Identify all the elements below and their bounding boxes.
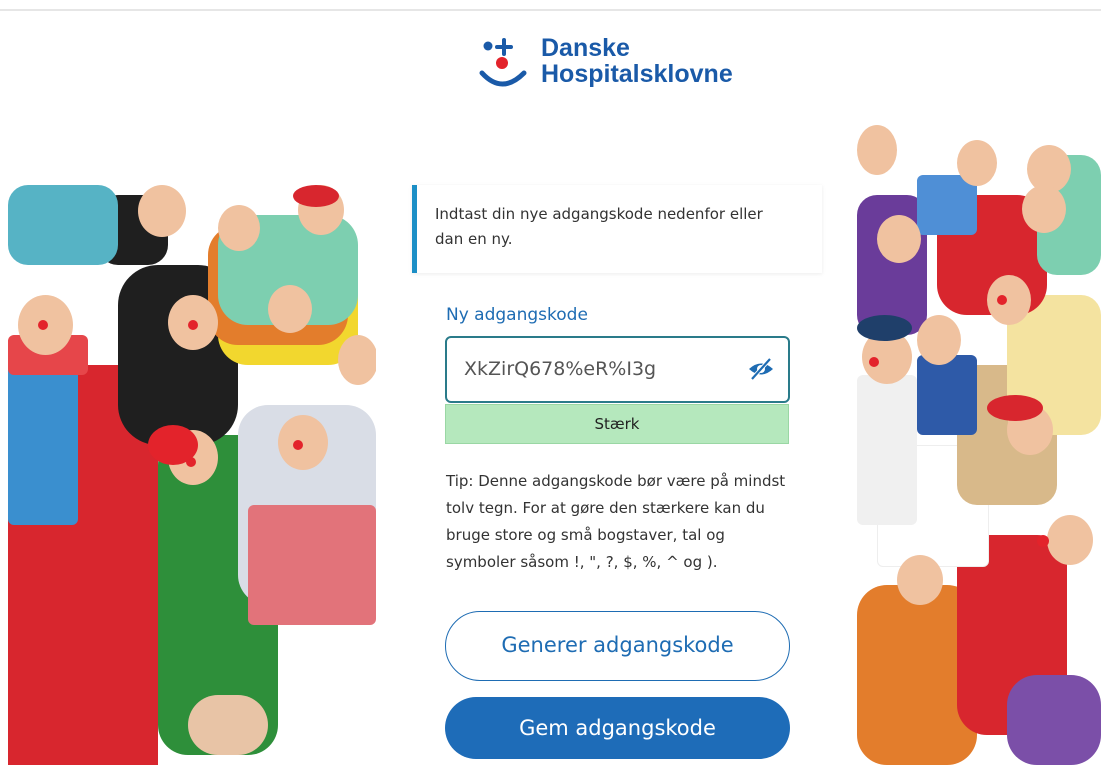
generate-password-button[interactable]: Generer adgangskode: [445, 611, 790, 681]
clowns-photo-right: [857, 115, 1101, 772]
eye-slash-icon[interactable]: [746, 356, 776, 382]
clown-face-logo-icon: [479, 38, 527, 87]
password-input[interactable]: [462, 357, 746, 381]
password-tip: Tip: Denne adgangskode bør være på minds…: [446, 472, 786, 571]
brand-name-line2: Hospitalsklovne: [541, 60, 733, 88]
brand-name-line1: Danske: [541, 34, 630, 62]
brand-logo: Danske Hospitalsklovne: [478, 35, 778, 95]
password-label: Ny adgangskode: [446, 305, 588, 325]
save-password-button[interactable]: Gem adgangskode: [445, 697, 790, 759]
password-strength-indicator: Stærk: [445, 404, 789, 444]
password-field[interactable]: [445, 336, 790, 403]
clowns-photo-left: [8, 175, 376, 765]
info-message-text: Indtast din nye adgangskode nedenfor ell…: [435, 205, 763, 248]
info-message-box: Indtast din nye adgangskode nedenfor ell…: [412, 185, 822, 273]
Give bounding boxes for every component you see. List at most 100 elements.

• Problem details: Copy the item above verbatim, line by line, leaving out the picture.

• Exercise output:
Identify all the elements below and their bounding boxes.
generate-password-button[interactable]: Generer adgangskode: [445, 611, 790, 681]
clowns-photo-right: [857, 115, 1101, 772]
eye-slash-icon[interactable]: [746, 356, 776, 382]
clown-face-logo-icon: [479, 38, 527, 87]
password-input[interactable]: [462, 357, 746, 381]
password-tip: Tip: Denne adgangskode bør være på minds…: [446, 472, 786, 571]
brand-name-line2: Hospitalsklovne: [541, 60, 733, 88]
brand-name-line1: Danske: [541, 34, 630, 62]
brand-logo: Danske Hospitalsklovne: [478, 35, 778, 95]
password-label: Ny adgangskode: [446, 305, 588, 325]
save-password-button[interactable]: Gem adgangskode: [445, 697, 790, 759]
password-strength-indicator: Stærk: [445, 404, 789, 444]
password-field[interactable]: [445, 336, 790, 403]
clowns-photo-left: [8, 175, 376, 765]
info-message-text: Indtast din nye adgangskode nedenfor ell…: [435, 205, 763, 248]
info-message-box: Indtast din nye adgangskode nedenfor ell…: [412, 185, 822, 273]
Give bounding boxes for every component you see. List at most 100 elements.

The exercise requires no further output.